● Challenge
Scan the data for "this" and copy the lines it appears in.

● Records about charts and figures

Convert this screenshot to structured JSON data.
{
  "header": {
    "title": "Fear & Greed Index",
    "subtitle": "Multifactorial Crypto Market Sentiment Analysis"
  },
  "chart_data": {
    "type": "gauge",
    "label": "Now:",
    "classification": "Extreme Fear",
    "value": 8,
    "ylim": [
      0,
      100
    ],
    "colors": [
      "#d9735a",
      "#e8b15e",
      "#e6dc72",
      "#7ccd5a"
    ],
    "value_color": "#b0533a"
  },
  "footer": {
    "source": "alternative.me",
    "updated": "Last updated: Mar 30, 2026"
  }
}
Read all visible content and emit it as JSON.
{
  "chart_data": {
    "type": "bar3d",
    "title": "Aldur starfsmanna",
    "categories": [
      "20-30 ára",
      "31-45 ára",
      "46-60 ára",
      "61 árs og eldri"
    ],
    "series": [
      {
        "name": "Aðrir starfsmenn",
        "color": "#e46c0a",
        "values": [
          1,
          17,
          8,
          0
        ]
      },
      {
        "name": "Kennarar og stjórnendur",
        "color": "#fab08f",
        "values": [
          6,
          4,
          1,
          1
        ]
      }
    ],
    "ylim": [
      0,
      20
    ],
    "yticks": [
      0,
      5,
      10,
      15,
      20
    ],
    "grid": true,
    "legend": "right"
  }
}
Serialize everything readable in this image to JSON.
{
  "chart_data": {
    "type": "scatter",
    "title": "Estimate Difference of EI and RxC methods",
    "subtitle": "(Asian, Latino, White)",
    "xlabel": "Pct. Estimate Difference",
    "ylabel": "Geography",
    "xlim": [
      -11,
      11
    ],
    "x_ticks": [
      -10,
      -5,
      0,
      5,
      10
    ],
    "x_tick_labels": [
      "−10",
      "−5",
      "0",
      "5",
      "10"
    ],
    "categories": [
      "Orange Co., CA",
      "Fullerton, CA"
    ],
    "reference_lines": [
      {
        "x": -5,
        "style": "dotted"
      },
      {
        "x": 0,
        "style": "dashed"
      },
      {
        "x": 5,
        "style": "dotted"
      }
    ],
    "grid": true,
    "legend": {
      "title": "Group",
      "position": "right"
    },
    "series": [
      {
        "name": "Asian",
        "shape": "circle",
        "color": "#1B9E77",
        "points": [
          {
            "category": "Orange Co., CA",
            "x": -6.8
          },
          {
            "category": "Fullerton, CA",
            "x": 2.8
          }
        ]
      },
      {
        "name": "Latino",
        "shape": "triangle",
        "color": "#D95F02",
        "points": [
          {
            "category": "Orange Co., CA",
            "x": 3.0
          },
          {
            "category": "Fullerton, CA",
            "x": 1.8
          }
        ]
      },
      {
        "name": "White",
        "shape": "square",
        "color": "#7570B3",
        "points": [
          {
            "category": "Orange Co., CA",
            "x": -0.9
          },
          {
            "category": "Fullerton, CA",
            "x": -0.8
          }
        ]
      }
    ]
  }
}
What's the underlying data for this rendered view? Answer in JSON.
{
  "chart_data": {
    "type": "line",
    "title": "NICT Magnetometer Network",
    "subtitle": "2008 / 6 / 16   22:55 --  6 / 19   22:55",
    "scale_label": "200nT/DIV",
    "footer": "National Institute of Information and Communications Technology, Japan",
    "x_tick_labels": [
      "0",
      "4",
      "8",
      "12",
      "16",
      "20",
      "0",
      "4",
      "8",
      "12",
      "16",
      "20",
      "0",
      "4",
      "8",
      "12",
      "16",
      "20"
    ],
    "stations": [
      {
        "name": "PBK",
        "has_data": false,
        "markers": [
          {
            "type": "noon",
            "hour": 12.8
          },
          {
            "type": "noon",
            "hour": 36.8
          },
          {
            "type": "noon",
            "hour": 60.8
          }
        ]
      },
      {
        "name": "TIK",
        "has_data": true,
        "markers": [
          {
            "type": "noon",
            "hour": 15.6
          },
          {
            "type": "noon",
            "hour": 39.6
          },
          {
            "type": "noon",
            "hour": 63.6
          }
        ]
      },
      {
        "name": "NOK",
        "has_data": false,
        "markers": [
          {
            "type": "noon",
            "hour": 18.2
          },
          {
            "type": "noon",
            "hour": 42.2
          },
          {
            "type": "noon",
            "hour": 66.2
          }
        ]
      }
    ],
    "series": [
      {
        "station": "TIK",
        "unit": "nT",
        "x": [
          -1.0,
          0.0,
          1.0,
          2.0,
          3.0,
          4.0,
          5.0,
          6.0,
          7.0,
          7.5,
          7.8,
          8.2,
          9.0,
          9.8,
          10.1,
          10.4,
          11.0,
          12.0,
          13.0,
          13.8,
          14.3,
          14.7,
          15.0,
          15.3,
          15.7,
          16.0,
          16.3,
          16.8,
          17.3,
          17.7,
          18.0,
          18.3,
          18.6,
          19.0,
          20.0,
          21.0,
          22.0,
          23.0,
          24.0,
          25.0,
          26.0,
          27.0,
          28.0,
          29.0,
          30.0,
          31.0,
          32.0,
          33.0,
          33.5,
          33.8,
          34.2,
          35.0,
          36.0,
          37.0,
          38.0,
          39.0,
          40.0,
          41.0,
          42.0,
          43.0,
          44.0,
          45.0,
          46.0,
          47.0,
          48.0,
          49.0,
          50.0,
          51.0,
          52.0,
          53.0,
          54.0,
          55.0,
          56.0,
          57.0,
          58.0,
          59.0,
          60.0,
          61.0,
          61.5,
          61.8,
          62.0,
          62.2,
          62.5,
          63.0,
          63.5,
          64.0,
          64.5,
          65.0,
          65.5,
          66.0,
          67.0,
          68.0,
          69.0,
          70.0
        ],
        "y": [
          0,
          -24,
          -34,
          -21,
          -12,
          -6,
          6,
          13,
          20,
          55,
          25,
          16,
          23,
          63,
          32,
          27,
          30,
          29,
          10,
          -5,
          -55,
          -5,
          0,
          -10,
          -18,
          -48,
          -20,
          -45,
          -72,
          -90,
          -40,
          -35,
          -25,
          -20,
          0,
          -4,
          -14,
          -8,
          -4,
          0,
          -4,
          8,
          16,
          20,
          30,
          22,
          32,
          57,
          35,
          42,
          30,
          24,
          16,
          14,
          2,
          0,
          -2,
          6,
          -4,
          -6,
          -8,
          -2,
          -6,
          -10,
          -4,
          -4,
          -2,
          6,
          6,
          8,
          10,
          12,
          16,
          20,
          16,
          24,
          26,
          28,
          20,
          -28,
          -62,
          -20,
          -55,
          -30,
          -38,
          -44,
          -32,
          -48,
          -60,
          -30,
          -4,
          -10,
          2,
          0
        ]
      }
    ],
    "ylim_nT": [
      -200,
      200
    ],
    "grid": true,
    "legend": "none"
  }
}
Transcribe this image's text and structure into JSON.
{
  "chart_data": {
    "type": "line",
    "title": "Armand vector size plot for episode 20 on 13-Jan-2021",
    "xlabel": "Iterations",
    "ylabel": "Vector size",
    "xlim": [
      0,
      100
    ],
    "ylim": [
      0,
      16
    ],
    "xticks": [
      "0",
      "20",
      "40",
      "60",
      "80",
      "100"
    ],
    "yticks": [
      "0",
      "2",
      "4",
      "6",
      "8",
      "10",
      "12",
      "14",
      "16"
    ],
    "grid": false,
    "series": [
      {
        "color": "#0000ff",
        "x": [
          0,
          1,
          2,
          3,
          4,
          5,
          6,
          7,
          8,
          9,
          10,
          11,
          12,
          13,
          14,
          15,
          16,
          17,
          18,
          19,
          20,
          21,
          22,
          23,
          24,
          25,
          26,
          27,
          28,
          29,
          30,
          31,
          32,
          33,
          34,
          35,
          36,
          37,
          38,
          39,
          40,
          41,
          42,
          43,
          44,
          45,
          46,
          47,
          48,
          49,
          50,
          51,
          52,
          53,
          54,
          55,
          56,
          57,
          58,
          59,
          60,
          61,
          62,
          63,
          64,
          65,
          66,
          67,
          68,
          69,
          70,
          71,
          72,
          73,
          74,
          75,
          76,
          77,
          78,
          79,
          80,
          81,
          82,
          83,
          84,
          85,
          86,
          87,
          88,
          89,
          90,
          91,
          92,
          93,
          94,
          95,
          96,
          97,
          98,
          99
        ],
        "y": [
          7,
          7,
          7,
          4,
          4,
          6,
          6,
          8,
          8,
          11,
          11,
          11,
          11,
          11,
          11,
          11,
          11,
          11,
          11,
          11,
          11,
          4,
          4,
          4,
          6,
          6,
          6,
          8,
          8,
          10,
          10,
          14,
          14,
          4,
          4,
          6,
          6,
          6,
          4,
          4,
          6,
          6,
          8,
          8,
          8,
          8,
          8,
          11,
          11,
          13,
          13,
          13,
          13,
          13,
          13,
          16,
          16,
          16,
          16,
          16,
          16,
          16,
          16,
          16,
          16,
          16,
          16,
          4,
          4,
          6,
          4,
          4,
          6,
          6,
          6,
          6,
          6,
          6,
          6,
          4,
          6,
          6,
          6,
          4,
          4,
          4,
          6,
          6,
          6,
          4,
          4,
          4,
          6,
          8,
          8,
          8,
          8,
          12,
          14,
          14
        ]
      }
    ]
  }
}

● Answer to the task
Convert this screenshot to structured JSON data.
Serialize everything readable in this image to JSON.
What's the underlying data for this rendered view? Answer in JSON.
Transcribe this image's text and structure into JSON.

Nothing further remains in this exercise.